- [PAGE EXCERPT]
□ □ □ □ □
The Gel/Gl/xOLE@NZ films (where x = 5, 10, and 15% wt.) were developed using an industrial extrusion method with a twin-screw mini lab extruder Haake Mini Lab II twin-screw extruder (Thermo Fisher Scientific, Waltham, MA, USA), supplied by ANTISEL S.A. (Athens, Greece). For each film, 4 g of gelatin (Gel), 1 g of glycerol (Gl), and 1.6 g of OLE aqueous solution were premixed and fed into the mini lab twin extruder. Subsequently, 0.279 g, 0.589 g, and 0.936 g of OLE@NZ nanohybrid were added to obtain the 5, 10, and 15% wt. contents, respectively. The twin extruder operating conditions were as follows: 70 °C, 250 rpm, and a total mixing time of 3 min. As a blank sample, 4 g of Gel, 1 g of Gl, and 1.6 g of OLE aqueous solution were added to the twin extruder and mixed under the same operating conditions to obtain the Gel/Gl/OLE sample. The extrudate threads were then molded into films using heated platens (Specac Atlas™ Series Heated Platens, Specac, Orpington, UK) at 70 °C under 1.5 tons of pressure for 2 min.

4.6. Characterization of OLE by HPLC-DAD and HPLC-MS

The OLE was obtained by microwave-assisted extraction as described in Section 4.3. An aliquot of the aqueous OLE was lyophilized to determine the dry extract yield and to provide a concentrated sample for chromatographic analysis.

4.6.1. HPLC-DAD Analysis

High-performance liquid chromatography with a diode array detector (HPLC-DAD) was performed using a Thermo Scientific HPLC system (San Jose, CA, USA)” and “Supelco C18 column (Sigma-Aldrich, Bellefonte, PA, USA) (25 cm × 4.6 mm, 5 µm particle size). The column temperature was maintained at 30 °C, the flow rate was 1 mL/min, the injection volume was 20 μL, and the operating pressure ranged from 2500 to 3000 psi. The mobile phase consisted of (A) 0.2% aqueous orthophosphoric acid and (B) acetonitrile:methanol (1:1 v/v). The gradient elution program is shown in Table 8.
Detection was carried out with a photodiode array (PDA) detector, and chromatograms were recorded at 280 nm. Quantitative determination of Oleuropein in olive leaves extract was performed using a regression analysis approach. Specifically, oleuropein quantification was based on eight-point calibration curves (y = 23236x + 205229, r2 = 0.9980). The limit of quantification (LOQ) was calculated from the calibration data according to the equation LOQ = 10(SD/a), where SD represents the standard deviation of the y-intercepts obtained from multiple calibration curves and a corresponds to the mean slope. This approach ensures that the LOQ reflects the lowest analyte concentration that can be quantified with acceptable precision and accuracy, typically associated with a signal-to-noise ratio of 10. Data acquisition and processing were carried out using ChromQuest 4.2 (Thermo Scientific, Mississauga, ON, Canada).
□ □ □ □ □
Dataset excerpts
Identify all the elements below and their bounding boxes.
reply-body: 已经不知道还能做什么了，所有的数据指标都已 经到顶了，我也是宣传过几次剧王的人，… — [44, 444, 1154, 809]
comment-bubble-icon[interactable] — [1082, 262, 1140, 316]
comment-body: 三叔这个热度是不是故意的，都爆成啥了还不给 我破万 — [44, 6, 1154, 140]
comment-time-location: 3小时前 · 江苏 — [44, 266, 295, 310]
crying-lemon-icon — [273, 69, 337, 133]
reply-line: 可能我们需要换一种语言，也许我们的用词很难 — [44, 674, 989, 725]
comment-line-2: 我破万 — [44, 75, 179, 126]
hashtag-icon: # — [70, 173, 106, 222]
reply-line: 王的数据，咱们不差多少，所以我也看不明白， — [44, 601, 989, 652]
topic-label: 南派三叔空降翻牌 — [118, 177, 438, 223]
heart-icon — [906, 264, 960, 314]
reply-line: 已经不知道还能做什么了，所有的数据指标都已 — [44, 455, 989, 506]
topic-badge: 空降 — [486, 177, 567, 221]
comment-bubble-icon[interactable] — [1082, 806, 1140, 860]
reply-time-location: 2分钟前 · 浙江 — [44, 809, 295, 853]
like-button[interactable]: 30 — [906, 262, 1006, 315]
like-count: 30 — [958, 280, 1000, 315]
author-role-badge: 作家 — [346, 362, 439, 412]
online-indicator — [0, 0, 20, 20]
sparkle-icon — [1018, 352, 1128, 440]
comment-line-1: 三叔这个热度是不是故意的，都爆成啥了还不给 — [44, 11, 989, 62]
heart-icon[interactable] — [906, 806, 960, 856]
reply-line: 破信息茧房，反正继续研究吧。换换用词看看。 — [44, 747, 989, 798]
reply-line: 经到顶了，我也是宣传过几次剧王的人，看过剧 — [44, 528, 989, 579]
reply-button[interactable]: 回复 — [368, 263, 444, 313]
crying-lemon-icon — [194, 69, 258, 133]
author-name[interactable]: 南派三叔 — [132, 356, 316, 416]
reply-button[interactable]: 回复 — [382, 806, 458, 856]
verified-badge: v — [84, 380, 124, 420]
□ □ □ □ □
- [WORK INSTRUCTION 1]
Translate this sentence from the methods excerpt into Spanish: "The twin extruder operating conditions were as follows: 70 °C, 250 rpm, and a total mixing time of 3 min."
- [WORK INSTRUCTION 2]
According to the methods excerpt, at what wavelength were the chromatograms recorded?
- [WORK INSTRUCTION 3]
Reproduce the methods excerpt word for word from "4.6.1. HPLC-DAD Analysis" to "in Table 8.".
The entries are separate material and are not part of the methods excerpt.

- [YOUR RESPONSE 1]
Las condiciones de operación de la extrusora de doble husillo fueron las siguientes: 70 °C, 250 rpm y un tiempo total de mezcla de 3 min.

- [YOUR RESPONSE 2]
280 nm

- [YOUR RESPONSE 3]
4.6.1. HPLC-DAD Analysis

High-performance liquid chromatography with a diode array detector (HPLC-DAD) was performed using a Thermo Scientific HPLC system (San Jose, CA, USA)” and “Supelco C18 column (Sigma-Aldrich, Bellefonte, PA, USA) (25 cm × 4.6 mm, 5 µm particle size). The column temperature was maintained at 30 °C, the flow rate was 1 mL/min, the injection volume was 20 μL, and the operating pressure ranged from 2500 to 3000 psi. The mobile phase consisted of (A) 0.2% aqueous orthophosphoric acid and (B) acetonitrile:methanol (1:1 v/v). The gradient elution program is shown in Table 8.